TO DO>
Copy out every line of the records where the string "British" occurs.

MATERIAL FOR THE TASK>

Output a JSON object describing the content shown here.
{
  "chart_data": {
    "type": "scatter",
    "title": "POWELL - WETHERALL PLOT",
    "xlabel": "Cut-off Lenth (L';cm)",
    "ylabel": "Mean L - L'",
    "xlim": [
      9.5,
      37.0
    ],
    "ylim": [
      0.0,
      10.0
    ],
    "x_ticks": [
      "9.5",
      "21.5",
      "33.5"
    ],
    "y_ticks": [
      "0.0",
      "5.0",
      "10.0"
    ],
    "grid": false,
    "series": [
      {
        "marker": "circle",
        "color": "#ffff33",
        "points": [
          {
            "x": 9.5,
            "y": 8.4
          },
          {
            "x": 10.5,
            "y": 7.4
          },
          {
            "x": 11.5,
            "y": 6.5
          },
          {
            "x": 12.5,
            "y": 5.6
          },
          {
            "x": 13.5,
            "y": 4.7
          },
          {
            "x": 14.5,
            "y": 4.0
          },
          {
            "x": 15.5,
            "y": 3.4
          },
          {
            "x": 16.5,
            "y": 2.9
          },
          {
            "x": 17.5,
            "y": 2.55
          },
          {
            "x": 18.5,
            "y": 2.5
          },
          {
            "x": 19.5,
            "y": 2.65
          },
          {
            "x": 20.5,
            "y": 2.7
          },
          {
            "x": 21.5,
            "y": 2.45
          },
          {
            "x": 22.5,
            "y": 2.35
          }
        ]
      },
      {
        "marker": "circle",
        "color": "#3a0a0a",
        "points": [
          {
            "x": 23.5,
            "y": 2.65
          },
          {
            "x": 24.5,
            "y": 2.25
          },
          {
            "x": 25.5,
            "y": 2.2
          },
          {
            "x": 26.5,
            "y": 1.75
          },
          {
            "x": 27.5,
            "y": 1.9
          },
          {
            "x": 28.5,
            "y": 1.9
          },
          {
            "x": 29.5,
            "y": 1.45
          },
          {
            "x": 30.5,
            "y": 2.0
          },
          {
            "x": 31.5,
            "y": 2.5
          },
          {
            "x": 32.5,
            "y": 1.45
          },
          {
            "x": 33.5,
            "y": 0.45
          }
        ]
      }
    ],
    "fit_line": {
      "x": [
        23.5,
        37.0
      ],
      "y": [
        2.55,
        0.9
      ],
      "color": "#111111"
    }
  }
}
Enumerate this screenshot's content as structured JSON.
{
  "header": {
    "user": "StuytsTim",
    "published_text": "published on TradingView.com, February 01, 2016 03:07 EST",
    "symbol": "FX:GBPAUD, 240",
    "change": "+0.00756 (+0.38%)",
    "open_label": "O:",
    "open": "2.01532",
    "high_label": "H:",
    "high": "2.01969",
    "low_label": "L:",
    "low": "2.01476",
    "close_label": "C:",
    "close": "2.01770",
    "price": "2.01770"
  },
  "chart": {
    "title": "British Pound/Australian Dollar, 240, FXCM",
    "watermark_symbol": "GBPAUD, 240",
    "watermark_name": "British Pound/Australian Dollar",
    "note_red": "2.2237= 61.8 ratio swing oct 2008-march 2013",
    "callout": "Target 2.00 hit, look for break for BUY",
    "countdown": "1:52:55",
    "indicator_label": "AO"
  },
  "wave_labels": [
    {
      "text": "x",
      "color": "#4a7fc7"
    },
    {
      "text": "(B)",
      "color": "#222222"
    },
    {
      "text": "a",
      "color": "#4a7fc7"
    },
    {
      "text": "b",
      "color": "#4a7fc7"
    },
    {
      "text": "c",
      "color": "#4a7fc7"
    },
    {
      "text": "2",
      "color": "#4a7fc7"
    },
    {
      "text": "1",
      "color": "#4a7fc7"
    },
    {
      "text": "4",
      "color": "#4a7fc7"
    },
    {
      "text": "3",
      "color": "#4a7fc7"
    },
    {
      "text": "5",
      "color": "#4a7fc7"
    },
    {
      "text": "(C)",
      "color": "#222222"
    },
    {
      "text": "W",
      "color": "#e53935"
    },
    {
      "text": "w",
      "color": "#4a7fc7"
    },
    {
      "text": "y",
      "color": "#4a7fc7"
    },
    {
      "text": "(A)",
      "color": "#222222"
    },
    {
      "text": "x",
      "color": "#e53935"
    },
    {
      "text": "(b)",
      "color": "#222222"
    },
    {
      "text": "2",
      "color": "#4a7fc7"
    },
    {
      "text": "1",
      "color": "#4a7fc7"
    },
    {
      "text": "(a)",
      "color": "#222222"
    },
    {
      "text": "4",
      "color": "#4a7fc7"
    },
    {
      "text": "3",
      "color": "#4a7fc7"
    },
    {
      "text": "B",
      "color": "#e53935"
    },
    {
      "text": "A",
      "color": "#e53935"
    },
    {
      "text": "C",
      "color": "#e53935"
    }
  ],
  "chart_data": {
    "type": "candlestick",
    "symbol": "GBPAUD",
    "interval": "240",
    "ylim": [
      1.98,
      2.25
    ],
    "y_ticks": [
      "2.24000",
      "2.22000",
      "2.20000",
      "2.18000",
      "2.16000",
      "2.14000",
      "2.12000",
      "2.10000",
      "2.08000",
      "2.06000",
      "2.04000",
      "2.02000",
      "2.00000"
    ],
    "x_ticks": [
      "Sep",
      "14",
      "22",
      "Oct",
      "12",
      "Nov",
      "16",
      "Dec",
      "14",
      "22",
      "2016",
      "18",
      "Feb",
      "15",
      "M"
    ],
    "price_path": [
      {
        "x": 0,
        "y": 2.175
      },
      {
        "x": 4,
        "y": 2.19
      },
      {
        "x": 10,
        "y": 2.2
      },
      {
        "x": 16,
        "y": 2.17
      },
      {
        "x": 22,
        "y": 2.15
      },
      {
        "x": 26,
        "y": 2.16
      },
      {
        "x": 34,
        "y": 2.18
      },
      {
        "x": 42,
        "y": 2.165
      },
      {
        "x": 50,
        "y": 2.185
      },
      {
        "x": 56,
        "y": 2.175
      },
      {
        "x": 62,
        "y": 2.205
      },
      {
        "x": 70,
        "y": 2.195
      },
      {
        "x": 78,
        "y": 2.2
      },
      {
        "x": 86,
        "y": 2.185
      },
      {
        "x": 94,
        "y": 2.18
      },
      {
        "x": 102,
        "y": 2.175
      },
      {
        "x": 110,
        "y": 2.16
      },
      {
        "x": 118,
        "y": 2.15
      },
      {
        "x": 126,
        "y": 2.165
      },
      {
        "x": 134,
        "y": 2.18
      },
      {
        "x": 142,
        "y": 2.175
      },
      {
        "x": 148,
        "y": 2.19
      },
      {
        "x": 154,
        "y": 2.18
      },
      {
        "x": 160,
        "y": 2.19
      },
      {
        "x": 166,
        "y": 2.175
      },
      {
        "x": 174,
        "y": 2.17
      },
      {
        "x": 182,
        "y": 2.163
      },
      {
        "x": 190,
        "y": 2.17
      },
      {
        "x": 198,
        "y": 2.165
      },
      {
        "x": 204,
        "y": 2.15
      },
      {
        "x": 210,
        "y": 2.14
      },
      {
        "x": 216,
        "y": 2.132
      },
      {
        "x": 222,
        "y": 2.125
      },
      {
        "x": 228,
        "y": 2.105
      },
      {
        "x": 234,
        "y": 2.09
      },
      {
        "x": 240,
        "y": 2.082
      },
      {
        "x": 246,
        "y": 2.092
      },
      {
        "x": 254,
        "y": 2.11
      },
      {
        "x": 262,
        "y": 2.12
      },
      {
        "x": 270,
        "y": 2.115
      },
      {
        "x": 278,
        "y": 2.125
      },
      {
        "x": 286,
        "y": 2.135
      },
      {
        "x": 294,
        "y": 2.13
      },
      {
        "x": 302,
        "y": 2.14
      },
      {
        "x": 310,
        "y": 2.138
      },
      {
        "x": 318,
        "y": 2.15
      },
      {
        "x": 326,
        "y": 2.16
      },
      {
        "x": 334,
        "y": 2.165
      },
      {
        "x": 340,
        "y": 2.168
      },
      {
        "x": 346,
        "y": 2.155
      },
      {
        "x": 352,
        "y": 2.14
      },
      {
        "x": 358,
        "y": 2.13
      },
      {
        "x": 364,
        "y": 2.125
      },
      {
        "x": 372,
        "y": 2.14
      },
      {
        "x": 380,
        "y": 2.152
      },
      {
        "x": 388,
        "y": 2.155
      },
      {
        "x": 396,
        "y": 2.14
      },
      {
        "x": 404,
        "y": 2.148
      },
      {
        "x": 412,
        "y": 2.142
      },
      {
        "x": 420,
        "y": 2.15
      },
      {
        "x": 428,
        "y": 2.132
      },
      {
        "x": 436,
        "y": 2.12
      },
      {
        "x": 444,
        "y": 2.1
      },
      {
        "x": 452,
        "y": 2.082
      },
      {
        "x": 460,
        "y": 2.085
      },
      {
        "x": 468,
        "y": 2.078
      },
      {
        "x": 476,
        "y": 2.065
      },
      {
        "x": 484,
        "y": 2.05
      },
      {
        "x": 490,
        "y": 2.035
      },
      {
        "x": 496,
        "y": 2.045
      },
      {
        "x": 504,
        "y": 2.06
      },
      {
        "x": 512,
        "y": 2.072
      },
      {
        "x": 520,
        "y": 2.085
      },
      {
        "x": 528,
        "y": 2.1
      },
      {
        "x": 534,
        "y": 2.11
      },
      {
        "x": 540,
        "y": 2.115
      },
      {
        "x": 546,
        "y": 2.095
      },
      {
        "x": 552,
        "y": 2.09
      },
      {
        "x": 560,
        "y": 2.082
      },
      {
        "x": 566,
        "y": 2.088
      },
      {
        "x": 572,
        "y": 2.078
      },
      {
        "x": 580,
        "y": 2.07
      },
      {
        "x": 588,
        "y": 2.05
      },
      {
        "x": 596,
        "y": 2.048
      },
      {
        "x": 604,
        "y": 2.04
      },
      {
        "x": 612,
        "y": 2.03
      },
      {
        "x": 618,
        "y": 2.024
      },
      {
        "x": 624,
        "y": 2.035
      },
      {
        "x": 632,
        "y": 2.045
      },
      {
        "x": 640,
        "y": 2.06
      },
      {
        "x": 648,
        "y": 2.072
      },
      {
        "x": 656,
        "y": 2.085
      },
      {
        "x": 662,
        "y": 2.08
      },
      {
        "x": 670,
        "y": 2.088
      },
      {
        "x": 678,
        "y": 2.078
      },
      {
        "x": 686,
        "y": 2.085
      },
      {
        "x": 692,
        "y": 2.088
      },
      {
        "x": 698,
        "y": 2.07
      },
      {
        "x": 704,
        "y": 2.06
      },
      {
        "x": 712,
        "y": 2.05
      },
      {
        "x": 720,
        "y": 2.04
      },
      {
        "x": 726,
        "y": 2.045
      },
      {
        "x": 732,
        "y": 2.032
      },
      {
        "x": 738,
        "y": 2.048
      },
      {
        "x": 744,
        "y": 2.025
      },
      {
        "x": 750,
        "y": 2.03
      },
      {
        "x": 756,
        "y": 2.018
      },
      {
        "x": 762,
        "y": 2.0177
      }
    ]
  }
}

WRITTEN ANSWER>
    "title": "British Pound/Australian Dollar, 240, FXCM",
    "watermark_name": "British Pound/Australian Dollar",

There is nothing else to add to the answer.